◆ Direction
Reproduce the listing that follows with no differences at all.

(Rows from a dataset)
╔══
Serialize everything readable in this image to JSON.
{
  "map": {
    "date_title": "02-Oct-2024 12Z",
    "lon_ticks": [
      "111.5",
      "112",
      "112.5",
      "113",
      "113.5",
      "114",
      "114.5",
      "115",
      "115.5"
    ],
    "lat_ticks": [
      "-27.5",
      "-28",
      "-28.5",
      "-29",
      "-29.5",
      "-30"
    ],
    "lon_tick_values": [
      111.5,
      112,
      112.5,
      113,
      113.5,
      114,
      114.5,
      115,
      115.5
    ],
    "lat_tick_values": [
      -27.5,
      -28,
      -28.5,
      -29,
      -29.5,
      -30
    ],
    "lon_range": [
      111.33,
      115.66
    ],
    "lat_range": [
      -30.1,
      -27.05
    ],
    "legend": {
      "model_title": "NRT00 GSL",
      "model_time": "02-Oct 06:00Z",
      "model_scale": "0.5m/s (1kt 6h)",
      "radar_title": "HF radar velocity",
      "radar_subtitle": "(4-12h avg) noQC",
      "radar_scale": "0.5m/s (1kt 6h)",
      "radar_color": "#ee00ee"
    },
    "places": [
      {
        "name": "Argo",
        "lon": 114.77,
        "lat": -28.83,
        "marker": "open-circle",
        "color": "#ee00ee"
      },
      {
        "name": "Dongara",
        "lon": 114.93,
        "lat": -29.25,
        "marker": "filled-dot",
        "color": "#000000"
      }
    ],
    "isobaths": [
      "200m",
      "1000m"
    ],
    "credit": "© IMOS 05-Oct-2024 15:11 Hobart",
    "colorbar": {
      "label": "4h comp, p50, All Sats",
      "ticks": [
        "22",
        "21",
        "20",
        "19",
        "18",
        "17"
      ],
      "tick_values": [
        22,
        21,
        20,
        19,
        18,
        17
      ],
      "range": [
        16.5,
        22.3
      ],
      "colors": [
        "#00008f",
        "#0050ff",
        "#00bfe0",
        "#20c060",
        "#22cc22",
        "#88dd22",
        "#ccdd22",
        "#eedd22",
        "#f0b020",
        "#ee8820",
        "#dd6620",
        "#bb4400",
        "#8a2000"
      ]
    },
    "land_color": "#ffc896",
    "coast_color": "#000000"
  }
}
╚══
◆ Solved problem
Serialize everything readable in this image to JSON.
{
  "map": {
    "date_title": "02-Oct-2024 12Z",
    "lon_ticks": [
      "111.5",
      "112",
      "112.5",
      "113",
      "113.5",
      "114",
      "114.5",
      "115",
      "115.5"
    ],
    "lat_ticks": [
      "-27.5",
      "-28",
      "-28.5",
      "-29",
      "-29.5",
      "-30"
    ],
    "lon_tick_values": [
      111.5,
      112,
      112.5,
      113,
      113.5,
      114,
      114.5,
      115,
      115.5
    ],
    "lat_tick_values": [
      -27.5,
      -28,
      -28.5,
      -29,
      -29.5,
      -30
    ],
    "lon_range": [
      111.33,
      115.66
    ],
    "lat_range": [
      -30.1,
      -27.05
    ],
    "legend": {
      "model_title": "NRT00 GSL",
      "model_time": "02-Oct 06:00Z",
      "model_scale": "0.5m/s (1kt 6h)",
      "radar_title": "HF radar velocity",
      "radar_subtitle": "(4-12h avg) noQC",
      "radar_scale": "0.5m/s (1kt 6h)",
      "radar_color": "#ee00ee"
    },
    "places": [
      {
        "name": "Argo",
        "lon": 114.77,
        "lat": -28.83,
        "marker": "open-circle",
        "color": "#ee00ee"
      },
      {
        "name": "Dongara",
        "lon": 114.93,
        "lat": -29.25,
        "marker": "filled-dot",
        "color": "#000000"
      }
    ],
    "isobaths": [
      "200m",
      "1000m"
    ],
    "credit": "© IMOS 05-Oct-2024 15:11 Hobart",
    "colorbar": {
      "label": "4h comp, p50, All Sats",
      "ticks": [
        "22",
        "21",
        "20",
        "19",
        "18",
        "17"
      ],
      "tick_values": [
        22,
        21,
        20,
        19,
        18,
        17
      ],
      "range": [
        16.5,
        22.3
      ],
      "colors": [
        "#00008f",
        "#0050ff",
        "#00bfe0",
        "#20c060",
        "#22cc22",
        "#88dd22",
        "#ccdd22",
        "#eedd22",
        "#f0b020",
        "#ee8820",
        "#dd6620",
        "#bb4400",
        "#8a2000"
      ]
    },
    "land_color": "#ffc896",
    "coast_color": "#000000"
  }
}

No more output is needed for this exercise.